Stored dataset items:
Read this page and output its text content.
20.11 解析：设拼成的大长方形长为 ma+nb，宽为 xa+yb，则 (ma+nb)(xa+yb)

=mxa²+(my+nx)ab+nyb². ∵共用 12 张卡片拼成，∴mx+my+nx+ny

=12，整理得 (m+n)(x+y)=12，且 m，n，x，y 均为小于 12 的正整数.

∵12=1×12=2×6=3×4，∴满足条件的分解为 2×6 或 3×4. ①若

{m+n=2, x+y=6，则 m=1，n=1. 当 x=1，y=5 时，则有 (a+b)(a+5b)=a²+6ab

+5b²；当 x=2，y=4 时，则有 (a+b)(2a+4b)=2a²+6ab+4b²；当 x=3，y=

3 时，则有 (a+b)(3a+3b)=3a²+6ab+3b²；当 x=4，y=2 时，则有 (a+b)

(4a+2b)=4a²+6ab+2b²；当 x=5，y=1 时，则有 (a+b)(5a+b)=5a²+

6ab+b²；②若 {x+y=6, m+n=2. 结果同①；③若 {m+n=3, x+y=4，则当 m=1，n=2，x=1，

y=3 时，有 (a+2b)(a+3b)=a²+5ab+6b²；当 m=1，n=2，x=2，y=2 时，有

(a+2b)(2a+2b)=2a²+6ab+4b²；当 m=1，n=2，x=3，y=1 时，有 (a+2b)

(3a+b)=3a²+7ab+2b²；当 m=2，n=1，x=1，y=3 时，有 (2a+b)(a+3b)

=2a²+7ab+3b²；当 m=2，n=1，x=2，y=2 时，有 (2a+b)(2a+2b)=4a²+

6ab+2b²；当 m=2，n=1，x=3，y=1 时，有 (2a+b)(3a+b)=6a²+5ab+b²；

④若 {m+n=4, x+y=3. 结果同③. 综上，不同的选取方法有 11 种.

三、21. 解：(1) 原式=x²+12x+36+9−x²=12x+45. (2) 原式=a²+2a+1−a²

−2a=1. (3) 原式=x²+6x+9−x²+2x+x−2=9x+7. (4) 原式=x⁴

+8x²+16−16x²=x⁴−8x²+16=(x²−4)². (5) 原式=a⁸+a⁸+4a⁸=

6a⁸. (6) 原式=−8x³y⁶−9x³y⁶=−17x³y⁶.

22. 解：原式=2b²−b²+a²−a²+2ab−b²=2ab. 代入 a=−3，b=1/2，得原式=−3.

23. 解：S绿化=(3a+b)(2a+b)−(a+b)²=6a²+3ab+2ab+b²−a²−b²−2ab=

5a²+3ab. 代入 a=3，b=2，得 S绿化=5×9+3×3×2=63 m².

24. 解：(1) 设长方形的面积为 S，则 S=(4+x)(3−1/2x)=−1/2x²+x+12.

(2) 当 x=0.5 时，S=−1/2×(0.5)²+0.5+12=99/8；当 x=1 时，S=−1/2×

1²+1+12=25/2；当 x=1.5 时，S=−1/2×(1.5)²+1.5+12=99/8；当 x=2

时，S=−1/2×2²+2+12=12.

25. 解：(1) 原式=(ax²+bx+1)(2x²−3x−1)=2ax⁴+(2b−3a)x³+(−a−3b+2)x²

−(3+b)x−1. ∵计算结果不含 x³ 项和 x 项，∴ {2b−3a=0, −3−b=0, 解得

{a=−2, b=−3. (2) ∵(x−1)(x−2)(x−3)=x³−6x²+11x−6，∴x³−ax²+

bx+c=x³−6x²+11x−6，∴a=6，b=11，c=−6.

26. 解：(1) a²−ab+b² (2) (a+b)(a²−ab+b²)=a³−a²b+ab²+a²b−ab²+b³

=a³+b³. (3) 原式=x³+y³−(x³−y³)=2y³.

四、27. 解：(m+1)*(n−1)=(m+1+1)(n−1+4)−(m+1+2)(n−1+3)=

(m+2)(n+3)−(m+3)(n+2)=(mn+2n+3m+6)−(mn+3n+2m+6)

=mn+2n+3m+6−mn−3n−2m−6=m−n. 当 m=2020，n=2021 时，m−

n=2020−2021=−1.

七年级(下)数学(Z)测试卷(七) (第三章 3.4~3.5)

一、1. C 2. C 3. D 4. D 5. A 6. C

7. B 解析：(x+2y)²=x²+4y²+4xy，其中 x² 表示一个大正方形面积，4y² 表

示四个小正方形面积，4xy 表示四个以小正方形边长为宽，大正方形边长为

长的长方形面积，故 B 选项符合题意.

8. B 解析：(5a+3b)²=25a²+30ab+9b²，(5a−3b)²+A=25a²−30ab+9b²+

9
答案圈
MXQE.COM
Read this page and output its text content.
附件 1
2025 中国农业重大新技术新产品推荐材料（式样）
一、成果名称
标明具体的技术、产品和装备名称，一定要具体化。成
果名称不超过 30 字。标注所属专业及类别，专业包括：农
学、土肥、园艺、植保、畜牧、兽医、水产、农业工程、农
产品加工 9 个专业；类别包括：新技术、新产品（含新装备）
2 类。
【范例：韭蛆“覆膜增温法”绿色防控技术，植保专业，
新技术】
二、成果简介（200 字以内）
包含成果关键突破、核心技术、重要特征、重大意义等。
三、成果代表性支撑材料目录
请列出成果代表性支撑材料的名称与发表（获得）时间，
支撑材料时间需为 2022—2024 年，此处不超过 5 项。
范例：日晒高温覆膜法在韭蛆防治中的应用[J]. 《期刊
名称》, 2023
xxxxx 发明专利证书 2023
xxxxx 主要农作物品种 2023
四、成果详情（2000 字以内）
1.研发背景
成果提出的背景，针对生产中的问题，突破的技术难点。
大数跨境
--
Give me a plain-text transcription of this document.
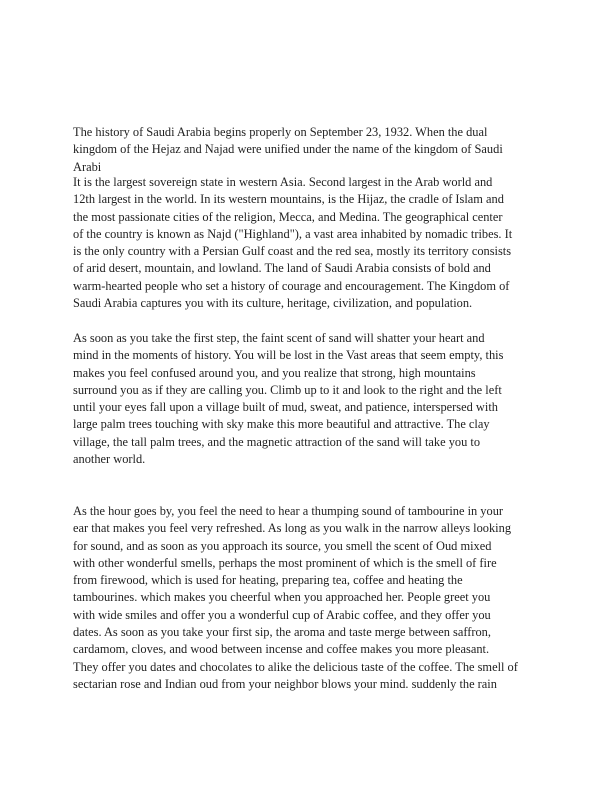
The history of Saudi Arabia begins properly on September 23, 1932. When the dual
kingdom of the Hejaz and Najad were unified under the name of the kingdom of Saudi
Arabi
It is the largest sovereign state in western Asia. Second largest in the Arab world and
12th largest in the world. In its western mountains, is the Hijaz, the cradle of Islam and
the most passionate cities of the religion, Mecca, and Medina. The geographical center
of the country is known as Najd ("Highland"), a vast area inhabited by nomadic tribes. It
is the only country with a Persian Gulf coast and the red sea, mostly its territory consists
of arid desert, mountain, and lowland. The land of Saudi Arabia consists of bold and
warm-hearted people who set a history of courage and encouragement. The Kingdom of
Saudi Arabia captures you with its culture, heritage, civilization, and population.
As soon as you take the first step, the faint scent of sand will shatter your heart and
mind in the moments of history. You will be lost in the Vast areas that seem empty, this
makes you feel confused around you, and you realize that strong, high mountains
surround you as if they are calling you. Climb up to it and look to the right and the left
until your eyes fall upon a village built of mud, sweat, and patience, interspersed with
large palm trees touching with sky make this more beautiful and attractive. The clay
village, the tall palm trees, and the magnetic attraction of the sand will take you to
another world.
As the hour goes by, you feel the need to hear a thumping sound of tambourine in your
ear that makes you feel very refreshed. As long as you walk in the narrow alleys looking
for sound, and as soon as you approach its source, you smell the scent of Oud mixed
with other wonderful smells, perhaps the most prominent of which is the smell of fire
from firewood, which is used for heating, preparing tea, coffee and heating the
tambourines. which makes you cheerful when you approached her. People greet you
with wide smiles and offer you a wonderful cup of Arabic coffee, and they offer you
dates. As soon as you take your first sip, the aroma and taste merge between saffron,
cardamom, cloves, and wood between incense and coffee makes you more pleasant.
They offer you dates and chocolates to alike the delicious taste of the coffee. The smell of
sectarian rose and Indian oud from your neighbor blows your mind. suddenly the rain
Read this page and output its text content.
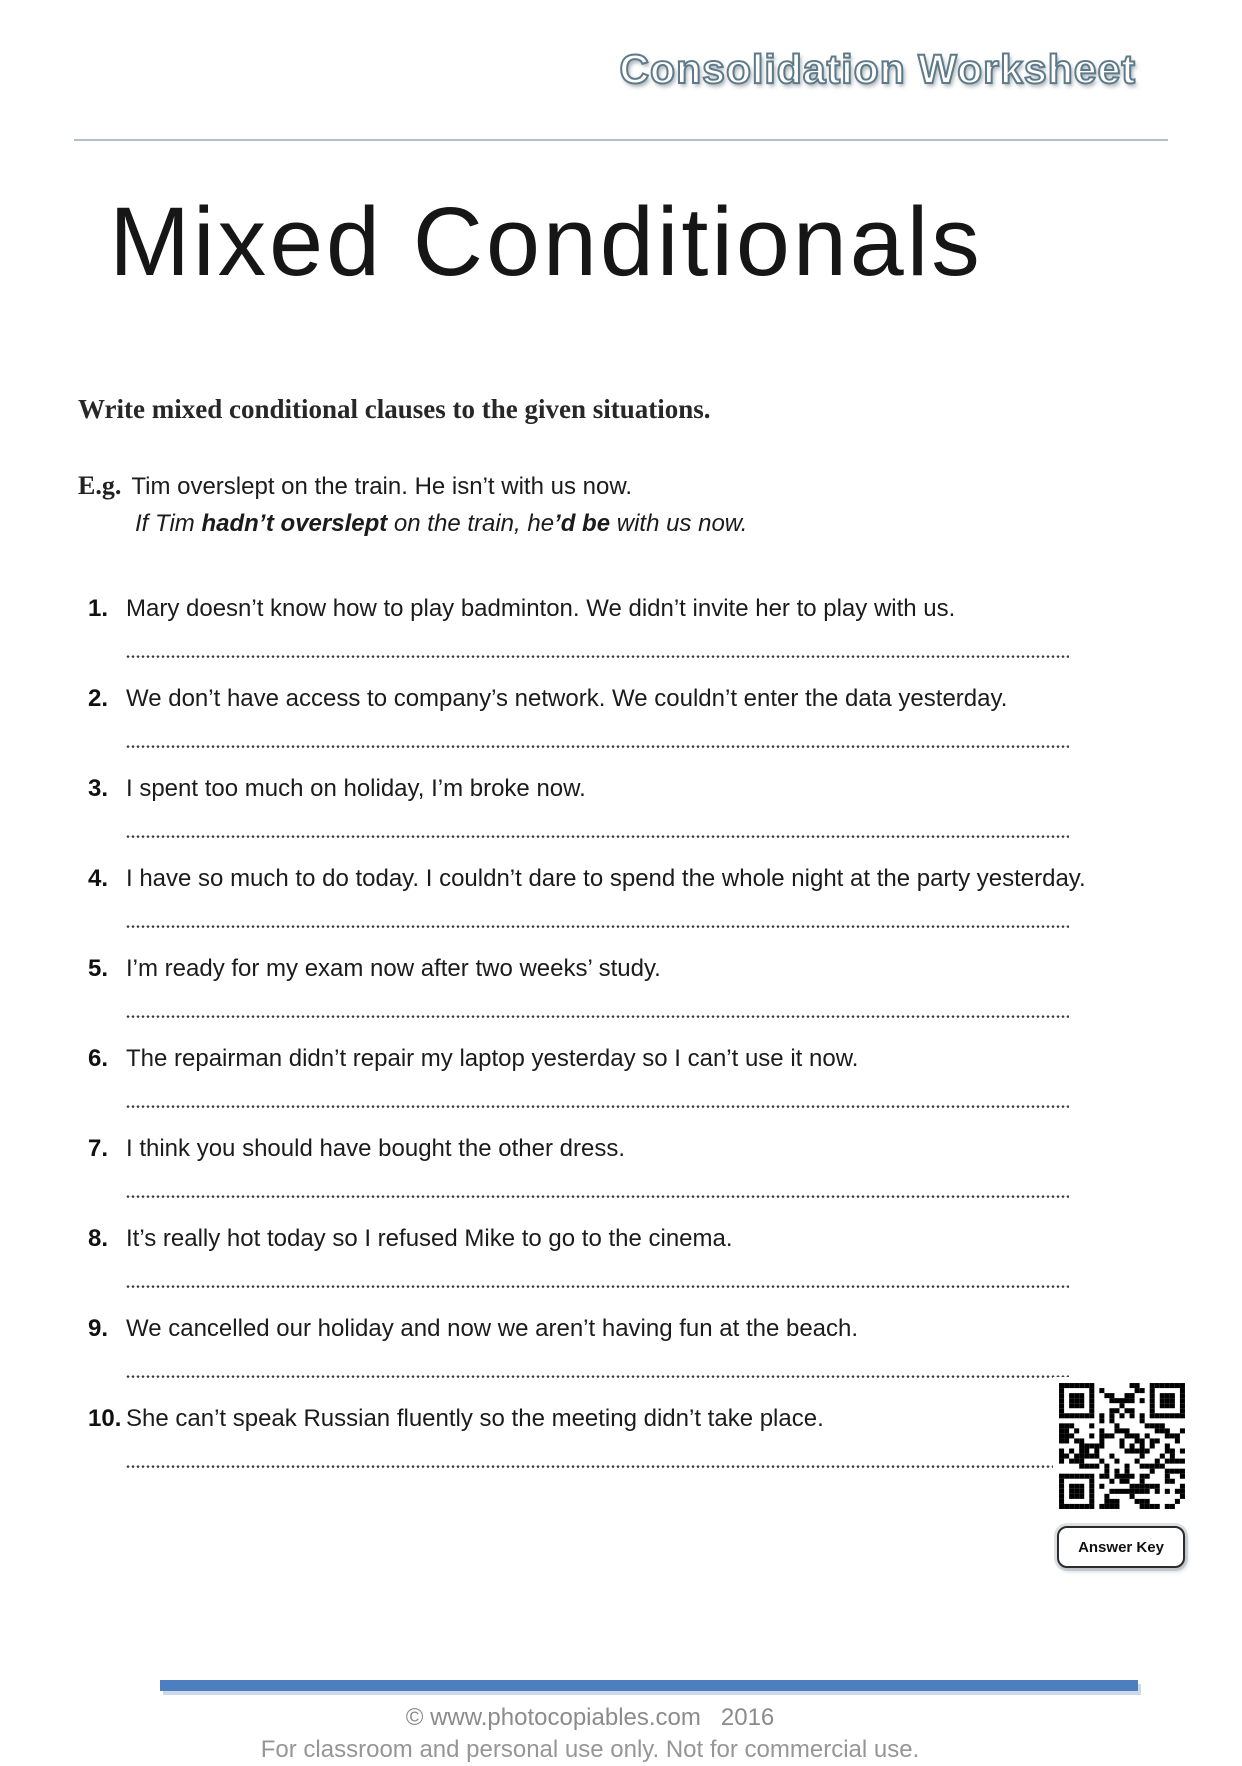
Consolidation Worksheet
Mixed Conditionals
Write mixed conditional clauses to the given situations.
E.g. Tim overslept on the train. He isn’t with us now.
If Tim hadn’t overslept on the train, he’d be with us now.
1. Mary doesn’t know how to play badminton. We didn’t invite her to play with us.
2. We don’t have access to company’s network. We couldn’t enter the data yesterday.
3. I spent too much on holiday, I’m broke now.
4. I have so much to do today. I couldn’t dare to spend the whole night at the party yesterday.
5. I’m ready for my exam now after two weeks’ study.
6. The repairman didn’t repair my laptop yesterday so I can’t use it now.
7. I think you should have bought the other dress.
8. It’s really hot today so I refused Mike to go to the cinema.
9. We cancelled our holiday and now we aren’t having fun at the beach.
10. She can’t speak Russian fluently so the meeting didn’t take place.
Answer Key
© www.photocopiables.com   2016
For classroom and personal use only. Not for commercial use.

Task details:
Give the number of lines where the string "dates" occurs, without any further text.

Reply:
2